SET EXERCISE
Print all the data, keeping every line exactly as it is.

Items from a figure collection
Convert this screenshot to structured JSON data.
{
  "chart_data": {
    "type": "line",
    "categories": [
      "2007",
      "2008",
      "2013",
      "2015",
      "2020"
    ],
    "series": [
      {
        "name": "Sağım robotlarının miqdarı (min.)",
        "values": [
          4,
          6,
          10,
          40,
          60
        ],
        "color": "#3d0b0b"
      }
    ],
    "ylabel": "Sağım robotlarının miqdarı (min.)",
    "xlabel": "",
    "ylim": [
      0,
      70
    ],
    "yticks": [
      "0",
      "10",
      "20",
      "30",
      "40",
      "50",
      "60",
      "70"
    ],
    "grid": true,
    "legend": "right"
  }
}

RESULT FOR THIS EXERCISE
Convert this screenshot to structured JSON data.
{
  "chart_data": {
    "type": "line",
    "categories": [
      "2007",
      "2008",
      "2013",
      "2015",
      "2020"
    ],
    "series": [
      {
        "name": "Sağım robotlarının miqdarı (min.)",
        "values": [
          4,
          6,
          10,
          40,
          60
        ],
        "color": "#3d0b0b"
      }
    ],
    "ylabel": "Sağım robotlarının miqdarı (min.)",
    "xlabel": "",
    "ylim": [
      0,
      70
    ],
    "yticks": [
      "0",
      "10",
      "20",
      "30",
      "40",
      "50",
      "60",
      "70"
    ],
    "grid": true,
    "legend": "right"
  }
}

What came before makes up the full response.